Without the pictures, repeat the listing character for character.
[START Record excerpts]
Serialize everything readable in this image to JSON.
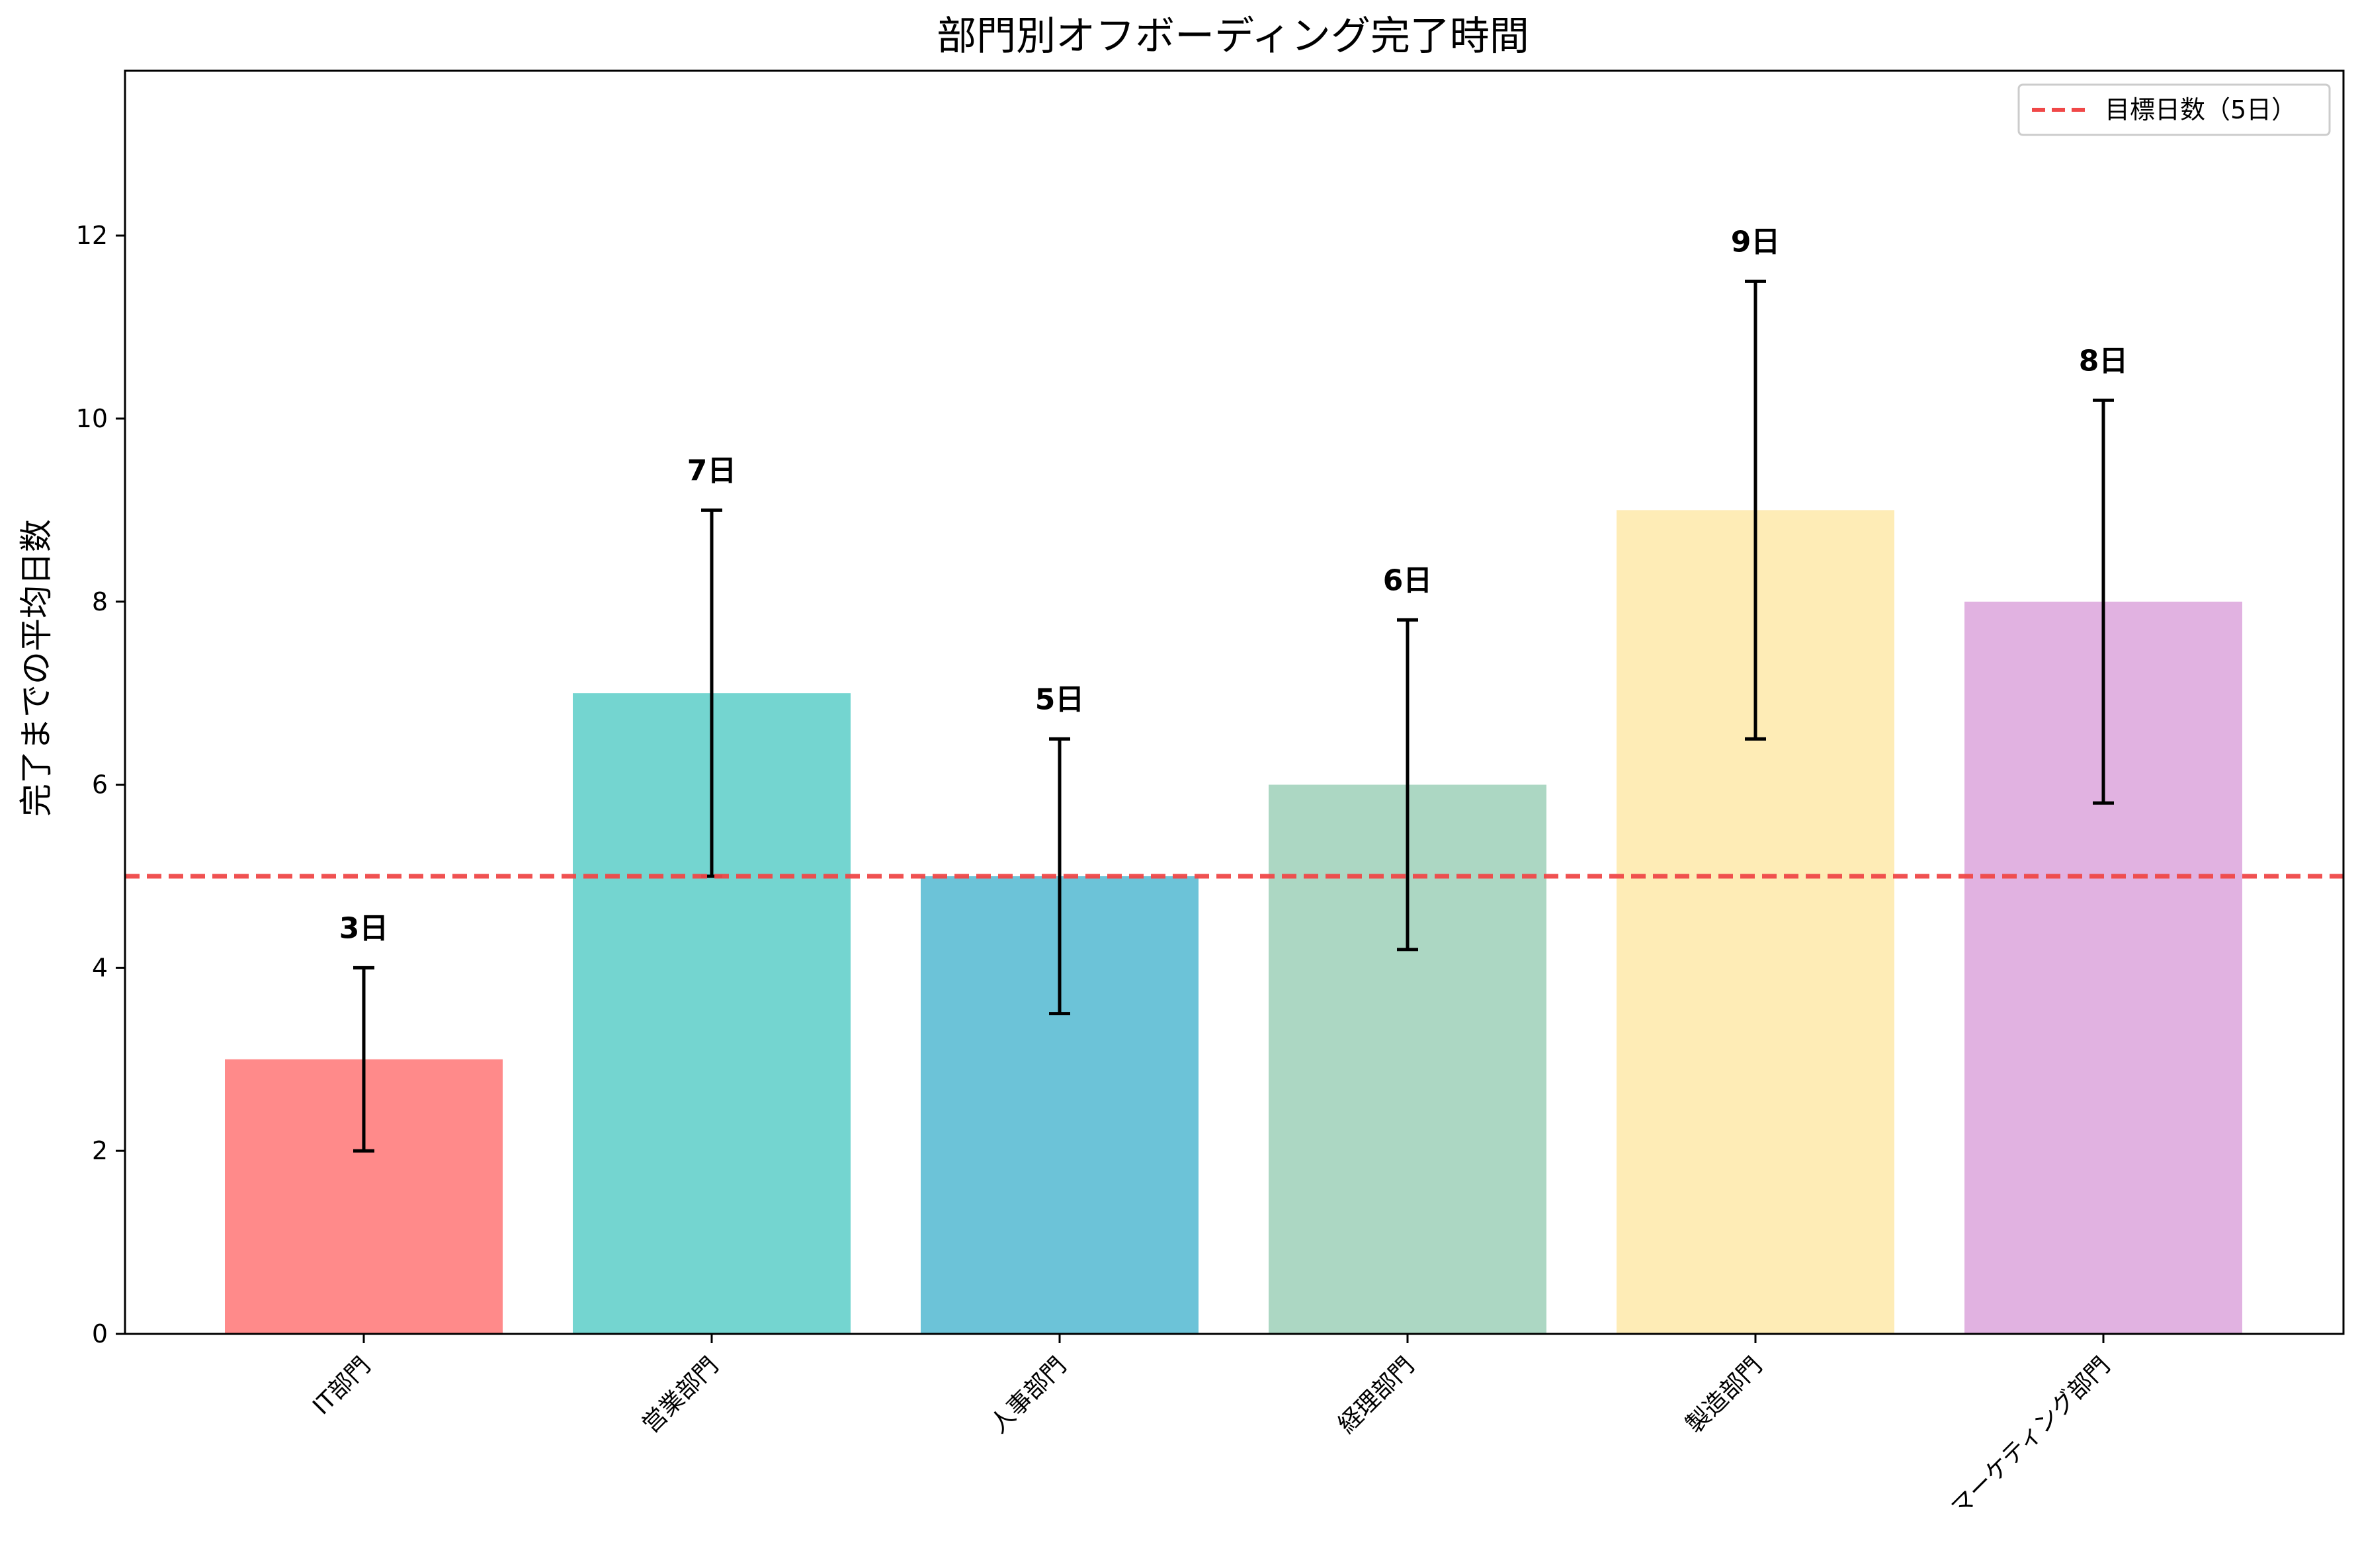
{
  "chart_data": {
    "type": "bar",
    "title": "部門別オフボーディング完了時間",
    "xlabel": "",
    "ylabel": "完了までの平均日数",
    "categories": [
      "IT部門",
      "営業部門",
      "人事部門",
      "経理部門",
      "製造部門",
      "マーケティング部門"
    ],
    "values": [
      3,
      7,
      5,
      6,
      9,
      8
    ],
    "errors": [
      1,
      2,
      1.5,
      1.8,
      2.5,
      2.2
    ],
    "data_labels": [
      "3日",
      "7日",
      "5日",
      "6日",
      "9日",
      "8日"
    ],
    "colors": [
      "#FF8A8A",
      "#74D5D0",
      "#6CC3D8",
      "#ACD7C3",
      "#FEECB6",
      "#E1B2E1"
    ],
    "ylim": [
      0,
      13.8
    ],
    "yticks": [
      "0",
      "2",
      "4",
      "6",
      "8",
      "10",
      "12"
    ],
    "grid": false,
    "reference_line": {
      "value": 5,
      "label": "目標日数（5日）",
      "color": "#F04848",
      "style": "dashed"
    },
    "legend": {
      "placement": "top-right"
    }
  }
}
[END Record excerpts]
▶ _Written solution_:
Serialize everything readable in this image to JSON.
{
  "chart_data": {
    "type": "bar",
    "title": "部門別オフボーディング完了時間",
    "xlabel": "",
    "ylabel": "完了までの平均日数",
    "categories": [
      "IT部門",
      "営業部門",
      "人事部門",
      "経理部門",
      "製造部門",
      "マーケティング部門"
    ],
    "values": [
      3,
      7,
      5,
      6,
      9,
      8
    ],
    "errors": [
      1,
      2,
      1.5,
      1.8,
      2.5,
      2.2
    ],
    "data_labels": [
      "3日",
      "7日",
      "5日",
      "6日",
      "9日",
      "8日"
    ],
    "colors": [
      "#FF8A8A",
      "#74D5D0",
      "#6CC3D8",
      "#ACD7C3",
      "#FEECB6",
      "#E1B2E1"
    ],
    "ylim": [
      0,
      13.8
    ],
    "yticks": [
      "0",
      "2",
      "4",
      "6",
      "8",
      "10",
      "12"
    ],
    "grid": false,
    "reference_line": {
      "value": 5,
      "label": "目標日数（5日）",
      "color": "#F04848",
      "style": "dashed"
    },
    "legend": {
      "placement": "top-right"
    }
  }
}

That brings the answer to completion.